-- Task to carry out --
List each line of the data that holds the string "wood", please.

-- START Supplied data --

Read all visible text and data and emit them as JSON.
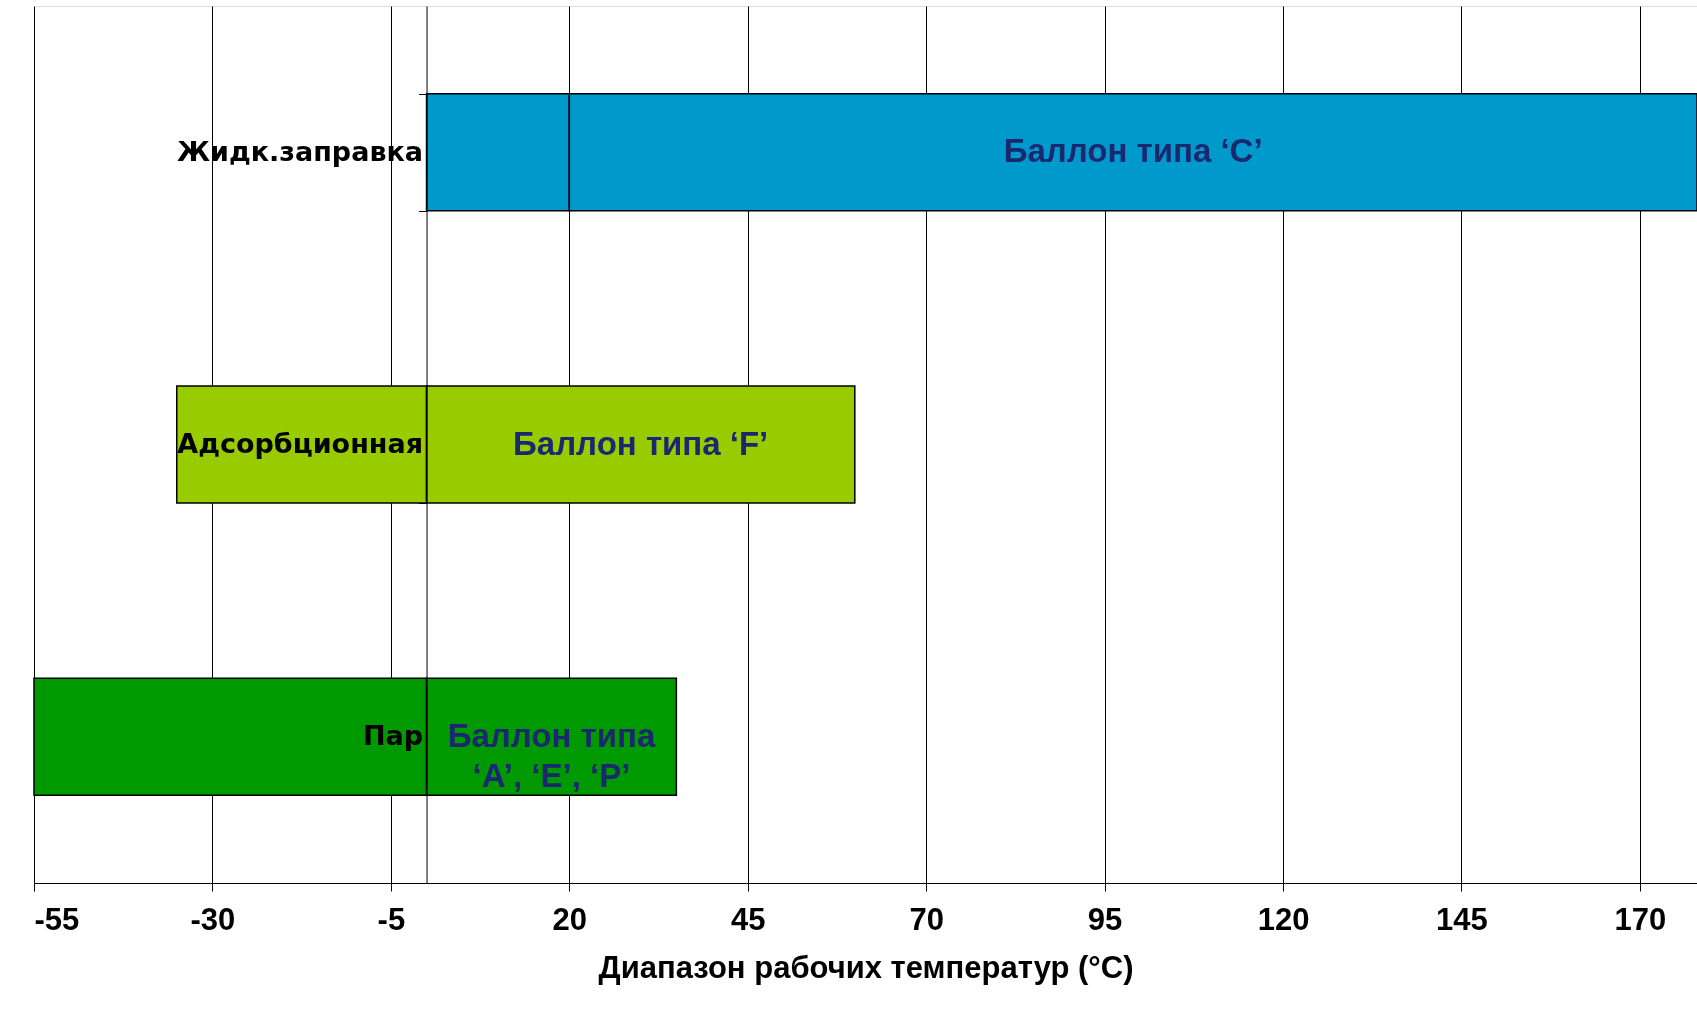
{
  "chart_data": {
    "type": "bar",
    "orientation": "horizontal",
    "categories": [
      "Жидк.заправка",
      "Адсорбционная",
      "Пар"
    ],
    "series": [
      {
        "base": [
          0,
          -35,
          -55
        ],
        "values": [
          20,
          35,
          55
        ],
        "colors": [
          "#0099cc",
          "#99cc00",
          "#009900"
        ]
      },
      {
        "base": [
          20,
          0,
          0
        ],
        "values": [
          158,
          60,
          35
        ],
        "colors": [
          "#0099cc",
          "#99cc00",
          "#009900"
        ],
        "value_labels": [
          "Баллон типа ‘C’",
          "Баллон типа ‘F’",
          "Баллон типа\n‘A’, ‘E’, ‘P’"
        ]
      }
    ],
    "xlabel": "Диапазон рабочих температур (°C)",
    "xlim": [
      -55,
      178
    ],
    "xticks": [
      -55,
      -30,
      -5,
      20,
      45,
      70,
      95,
      120,
      145,
      170
    ],
    "grid": "x"
  }
}
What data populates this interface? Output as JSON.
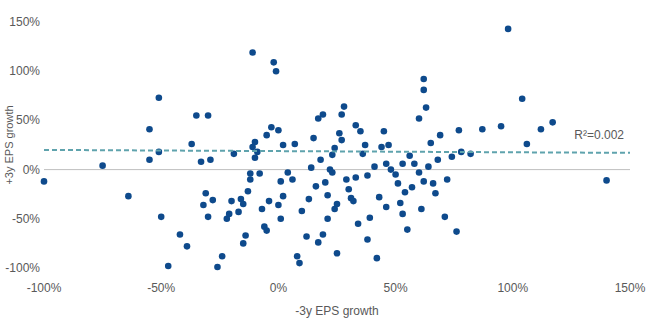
{
  "chart_data": {
    "type": "scatter",
    "xlabel": "-3y EPS growth",
    "ylabel": "+3y EPS growth",
    "color": "#0e4a8c",
    "marker": "circle",
    "x": [
      -100,
      -75,
      -64,
      -55,
      -55,
      -51,
      -51,
      -50,
      -47,
      -42,
      -39,
      -37,
      -35,
      -33,
      -32,
      -31,
      -30,
      -30,
      -29,
      -28,
      -26,
      -24,
      -22,
      -21,
      -20,
      -19,
      -17,
      -16,
      -15,
      -15,
      -14,
      -13,
      -12,
      -12,
      -11,
      -11,
      -10,
      -10,
      -9,
      -8,
      -7,
      -6,
      -5,
      -5,
      -4,
      -3,
      -2,
      -1,
      0,
      0,
      1,
      1,
      2,
      2,
      4,
      6,
      7,
      8,
      9,
      10,
      12,
      13,
      14,
      15,
      16,
      17,
      17,
      18,
      19,
      19,
      20,
      21,
      21,
      22,
      23,
      23,
      24,
      24,
      25,
      25,
      26,
      27,
      27,
      28,
      29,
      30,
      31,
      32,
      33,
      33,
      34,
      35,
      36,
      37,
      38,
      38,
      39,
      41,
      42,
      43,
      44,
      45,
      46,
      46,
      47,
      48,
      50,
      51,
      52,
      53,
      53,
      54,
      55,
      56,
      57,
      58,
      60,
      60,
      61,
      62,
      62,
      62,
      63,
      64,
      65,
      66,
      67,
      68,
      69,
      71,
      72,
      74,
      76,
      77,
      78,
      82,
      87,
      95,
      98,
      104,
      106,
      112,
      117,
      140
    ],
    "values": [
      -12,
      4,
      -27,
      10,
      41,
      73,
      18,
      -48,
      -98,
      -66,
      -78,
      26,
      55,
      8,
      -36,
      -24,
      -48,
      55,
      10,
      -31,
      -99,
      -88,
      -50,
      -45,
      -32,
      16,
      -43,
      -30,
      -35,
      -75,
      -67,
      -22,
      -4,
      -10,
      23,
      119,
      28,
      12,
      18,
      -4,
      -40,
      -58,
      -62,
      35,
      -32,
      43,
      109,
      100,
      -36,
      40,
      -50,
      -12,
      25,
      -27,
      -3,
      -10,
      26,
      -88,
      -95,
      -42,
      -68,
      -30,
      2,
      32,
      -17,
      52,
      -74,
      10,
      -66,
      56,
      -13,
      -50,
      -26,
      0,
      -3,
      15,
      22,
      -40,
      -85,
      -35,
      37,
      30,
      56,
      64,
      -10,
      -20,
      -29,
      -32,
      -8,
      45,
      -55,
      39,
      16,
      25,
      -71,
      -6,
      -49,
      3,
      -90,
      -28,
      23,
      39,
      6,
      -38,
      25,
      0,
      -5,
      -14,
      -34,
      6,
      -45,
      -23,
      -61,
      14,
      -18,
      6,
      -3,
      52,
      -40,
      -12,
      81,
      92,
      63,
      3,
      27,
      -14,
      -24,
      10,
      35,
      -48,
      -10,
      13,
      -63,
      40,
      18,
      16,
      41,
      44,
      143,
      72,
      26,
      41,
      48,
      -11
    ],
    "trendline": {
      "x": [
        -100,
        150
      ],
      "values": [
        20,
        17
      ],
      "color": "#5fa3ad",
      "line_style": "dashed"
    },
    "annotation": "R²=0.002",
    "xlim": [
      -100,
      150
    ],
    "ylim": [
      -100,
      150
    ],
    "xticks": [
      {
        "value": -100,
        "label": "-100%"
      },
      {
        "value": -50,
        "label": "-50%"
      },
      {
        "value": 0,
        "label": "0%"
      },
      {
        "value": 50,
        "label": "50%"
      },
      {
        "value": 100,
        "label": "100%"
      },
      {
        "value": 150,
        "label": "150%"
      }
    ],
    "yticks": [
      {
        "value": -100,
        "label": "-100%"
      },
      {
        "value": -50,
        "label": "-50%"
      },
      {
        "value": 0,
        "label": "0%"
      },
      {
        "value": 50,
        "label": "50%"
      },
      {
        "value": 100,
        "label": "100%"
      },
      {
        "value": 150,
        "label": "150%"
      }
    ],
    "grid": false
  }
}
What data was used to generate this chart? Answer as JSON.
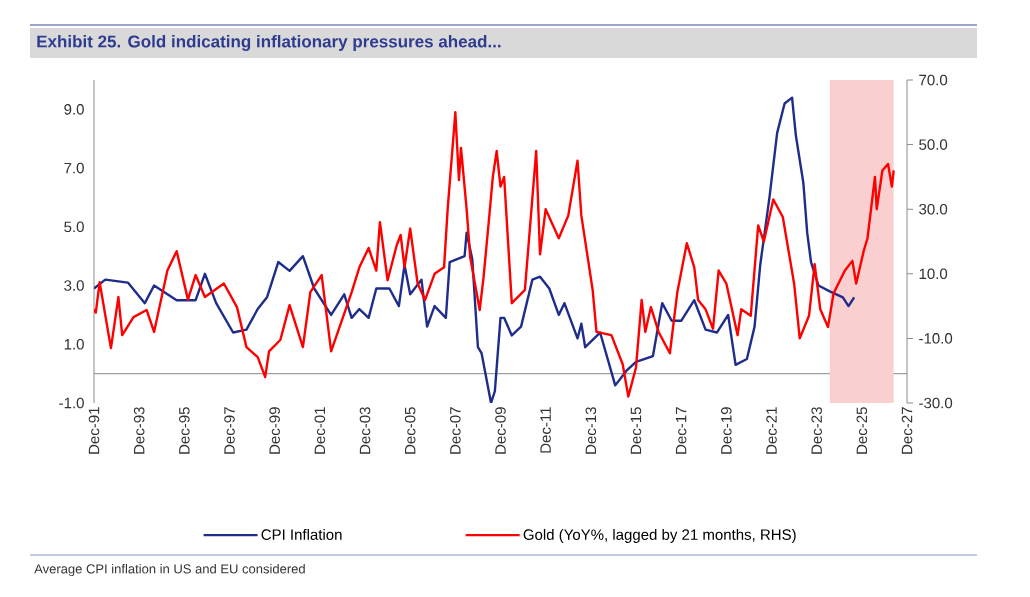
{
  "chart_data": {
    "type": "line",
    "title": "Exhibit 25. Gold indicating inflationary pressures ahead...",
    "annotations": [
      "Average CPI inflation in US and EU considered"
    ],
    "xlim": [
      "1991-12",
      "2027-12"
    ],
    "xticks": [
      {
        "value": "1991-12",
        "label": "Dec-91"
      },
      {
        "value": "1993-12",
        "label": "Dec-93"
      },
      {
        "value": "1995-12",
        "label": "Dec-95"
      },
      {
        "value": "1997-12",
        "label": "Dec-97"
      },
      {
        "value": "1999-12",
        "label": "Dec-99"
      },
      {
        "value": "2001-12",
        "label": "Dec-01"
      },
      {
        "value": "2003-12",
        "label": "Dec-03"
      },
      {
        "value": "2005-12",
        "label": "Dec-05"
      },
      {
        "value": "2007-12",
        "label": "Dec-07"
      },
      {
        "value": "2009-12",
        "label": "Dec-09"
      },
      {
        "value": "2011-12",
        "label": "Dec-11"
      },
      {
        "value": "2013-12",
        "label": "Dec-13"
      },
      {
        "value": "2015-12",
        "label": "Dec-15"
      },
      {
        "value": "2017-12",
        "label": "Dec-17"
      },
      {
        "value": "2019-12",
        "label": "Dec-19"
      },
      {
        "value": "2021-12",
        "label": "Dec-21"
      },
      {
        "value": "2023-12",
        "label": "Dec-23"
      },
      {
        "value": "2025-12",
        "label": "Dec-25"
      },
      {
        "value": "2027-12",
        "label": "Dec-27"
      }
    ],
    "ylim": [
      -1,
      10
    ],
    "yticks": [
      {
        "value": -1,
        "label": "-1.0"
      },
      {
        "value": 1,
        "label": "1.0"
      },
      {
        "value": 3,
        "label": "3.0"
      },
      {
        "value": 5,
        "label": "5.0"
      },
      {
        "value": 7,
        "label": "7.0"
      },
      {
        "value": 9,
        "label": "9.0"
      }
    ],
    "y2lim": [
      -30,
      70
    ],
    "y2ticks": [
      {
        "value": -30,
        "label": "-30.0"
      },
      {
        "value": -10,
        "label": "-10.0"
      },
      {
        "value": 10,
        "label": "10.0"
      },
      {
        "value": 30,
        "label": "30.0"
      },
      {
        "value": 50,
        "label": "50.0"
      },
      {
        "value": 70,
        "label": "70.0"
      }
    ],
    "legend": "bottom",
    "bands": [
      {
        "axis": "x",
        "from": "2024-07",
        "to": "2027-05",
        "color": "#f9cfcf"
      }
    ],
    "series": [
      {
        "name": "CPI Inflation",
        "color": "#1f2d8a",
        "x": [
          "1991-12",
          "1992-06",
          "1993-06",
          "1994-03",
          "1994-08",
          "1995-08",
          "1996-06",
          "1996-11",
          "1997-05",
          "1998-02",
          "1998-09",
          "1999-03",
          "1999-08",
          "2000-02",
          "2000-08",
          "2001-03",
          "2001-09",
          "2002-06",
          "2003-01",
          "2003-05",
          "2003-09",
          "2004-02",
          "2004-06",
          "2005-01",
          "2005-06",
          "2005-09",
          "2005-12",
          "2006-06",
          "2006-09",
          "2007-01",
          "2007-07",
          "2007-09",
          "2008-05",
          "2008-06",
          "2008-09",
          "2008-12",
          "2009-02",
          "2009-07",
          "2009-09",
          "2009-12",
          "2010-02",
          "2010-06",
          "2010-11",
          "2011-05",
          "2011-09",
          "2012-02",
          "2012-07",
          "2012-10",
          "2013-05",
          "2013-07",
          "2013-09",
          "2014-05",
          "2015-01",
          "2015-07",
          "2015-12",
          "2016-09",
          "2017-02",
          "2017-07",
          "2017-12",
          "2018-07",
          "2019-01",
          "2019-07",
          "2020-01",
          "2020-05",
          "2020-11",
          "2021-03",
          "2021-06",
          "2021-11",
          "2022-03",
          "2022-07",
          "2022-11",
          "2023-01",
          "2023-05",
          "2023-07",
          "2023-09",
          "2024-01",
          "2024-07",
          "2025-02",
          "2025-05",
          "2025-08"
        ],
        "values": [
          2.9,
          3.2,
          3.1,
          2.4,
          3.0,
          2.5,
          2.5,
          3.4,
          2.4,
          1.4,
          1.5,
          2.2,
          2.6,
          3.8,
          3.5,
          4.0,
          2.9,
          2.0,
          2.7,
          1.9,
          2.2,
          1.9,
          2.9,
          2.9,
          2.3,
          3.7,
          2.7,
          3.2,
          1.6,
          2.3,
          1.9,
          3.8,
          4.0,
          4.8,
          3.9,
          0.9,
          0.7,
          -1.0,
          -0.6,
          1.9,
          1.9,
          1.3,
          1.6,
          3.2,
          3.3,
          2.9,
          2.0,
          2.4,
          1.2,
          1.7,
          0.9,
          1.4,
          -0.4,
          0.1,
          0.4,
          0.6,
          2.4,
          1.8,
          1.8,
          2.5,
          1.5,
          1.4,
          2.0,
          0.3,
          0.5,
          1.6,
          3.7,
          6.0,
          8.2,
          9.2,
          9.4,
          8.1,
          6.5,
          4.8,
          3.8,
          3.0,
          2.8,
          2.6,
          2.3,
          2.6
        ]
      },
      {
        "name": "Gold (YoY%, lagged by 21 months, RHS)",
        "color": "#ff0000",
        "axis": "y2",
        "x": [
          "1991-12",
          "1992-01",
          "1992-03",
          "1992-09",
          "1993-01",
          "1993-03",
          "1993-09",
          "1994-04",
          "1994-08",
          "1995-03",
          "1995-08",
          "1996-02",
          "1996-06",
          "1996-11",
          "1997-09",
          "1998-04",
          "1998-09",
          "1999-03",
          "1999-07",
          "1999-09",
          "2000-03",
          "2000-08",
          "2001-03",
          "2001-07",
          "2002-01",
          "2002-06",
          "2003-05",
          "2003-09",
          "2004-02",
          "2004-06",
          "2004-08",
          "2004-12",
          "2005-05",
          "2005-07",
          "2005-09",
          "2005-12",
          "2006-04",
          "2006-08",
          "2007-01",
          "2007-06",
          "2007-08",
          "2007-12",
          "2008-02",
          "2008-03",
          "2008-06",
          "2008-08",
          "2009-01",
          "2009-03",
          "2009-06",
          "2009-08",
          "2009-10",
          "2009-12",
          "2010-02",
          "2010-06",
          "2011-01",
          "2011-07",
          "2011-09",
          "2011-12",
          "2012-07",
          "2012-12",
          "2013-05",
          "2013-07",
          "2014-01",
          "2014-03",
          "2014-11",
          "2015-05",
          "2015-08",
          "2015-12",
          "2016-03",
          "2016-05",
          "2016-08",
          "2016-12",
          "2017-06",
          "2017-10",
          "2018-03",
          "2018-07",
          "2018-09",
          "2019-01",
          "2019-05",
          "2019-08",
          "2019-12",
          "2020-06",
          "2020-08",
          "2021-01",
          "2021-05",
          "2021-08",
          "2022-01",
          "2022-06",
          "2022-12",
          "2023-03",
          "2023-08",
          "2023-11",
          "2024-02",
          "2024-06",
          "2024-09",
          "2025-03",
          "2025-07",
          "2025-09",
          "2026-01",
          "2026-03",
          "2026-07",
          "2026-08",
          "2026-11",
          "2027-02",
          "2027-04",
          "2027-05"
        ],
        "values": [
          -1,
          -2,
          7.4,
          -13,
          2.8,
          -9,
          -3.4,
          -1.2,
          -8,
          11,
          17,
          2,
          9.6,
          2.8,
          7,
          -0.3,
          -12.7,
          -15.8,
          -22,
          -14,
          -10.5,
          0.3,
          -12.7,
          4.3,
          9.6,
          -14,
          4.3,
          12,
          18,
          11,
          26,
          8,
          19,
          22,
          12,
          24,
          7,
          1.9,
          10,
          12,
          30,
          60,
          39,
          49,
          30,
          15,
          -1.2,
          9,
          27.6,
          40,
          48,
          37,
          40,
          0.9,
          5,
          48,
          16,
          30,
          21,
          28,
          45,
          28,
          5,
          -8,
          -9,
          -18,
          -28,
          -19,
          1.9,
          -8,
          -0.3,
          -8,
          -14.6,
          4.3,
          19.5,
          12,
          1.9,
          -1,
          -7,
          11,
          7,
          -9,
          -1,
          -3,
          25,
          20,
          33,
          27.6,
          7,
          -10,
          -3,
          13,
          -1,
          -6.5,
          4,
          11,
          14,
          7,
          17,
          21,
          40,
          30,
          42,
          44,
          37,
          42
        ]
      }
    ]
  }
}
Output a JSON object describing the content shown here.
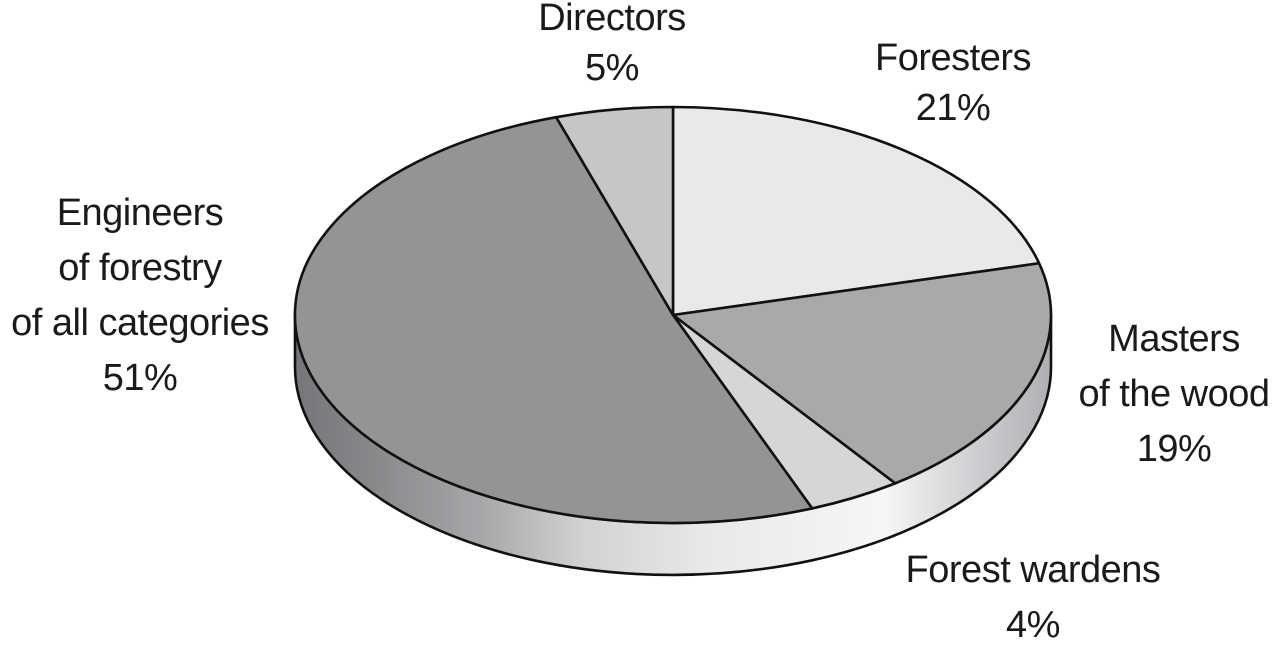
{
  "page": {
    "background": "#ffffff"
  },
  "chart_data": {
    "type": "pie",
    "projection": "3d-ellipse",
    "direction": "clockwise",
    "start_angle_deg": 0,
    "unit": "%",
    "title": "",
    "legend": "none",
    "slices": [
      {
        "label": "Foresters",
        "value": 21,
        "color": "#e9e9eb"
      },
      {
        "label": "Masters of the wood",
        "value": 19,
        "color": "#a9a9ac"
      },
      {
        "label": "Forest wardens",
        "value": 4,
        "color": "#d6d6d8"
      },
      {
        "label": "Engineers of forestry of all categories",
        "value": 51,
        "color": "#949497"
      },
      {
        "label": "Directors",
        "value": 5,
        "color": "#c6c6c9"
      }
    ],
    "outline_color": "#111111",
    "text_color": "#1a1a1a",
    "rim_gradient": [
      "#76767a",
      "#88888b",
      "#a8a8ab",
      "#d2d2d4",
      "#e9e9eb",
      "#f6f6f8",
      "#c8c8cb",
      "#b0b0b4"
    ],
    "callouts": [
      {
        "slice": "Directors",
        "lines": [
          "Directors",
          "5%"
        ]
      },
      {
        "slice": "Foresters",
        "lines": [
          "Foresters",
          "21%"
        ]
      },
      {
        "slice": "Engineers of forestry of all categories",
        "lines": [
          "Engineers",
          "of forestry",
          "of all categories",
          "51%"
        ]
      },
      {
        "slice": "Masters of the wood",
        "lines": [
          "Masters",
          "of the wood",
          "19%"
        ]
      },
      {
        "slice": "Forest wardens",
        "lines": [
          "Forest wardens",
          "4%"
        ]
      }
    ]
  }
}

-- END Supplied data --

-- Exercise solution --
        "label": "Masters of the wood",
        "slice": "Masters of the wood",
          "of the wood",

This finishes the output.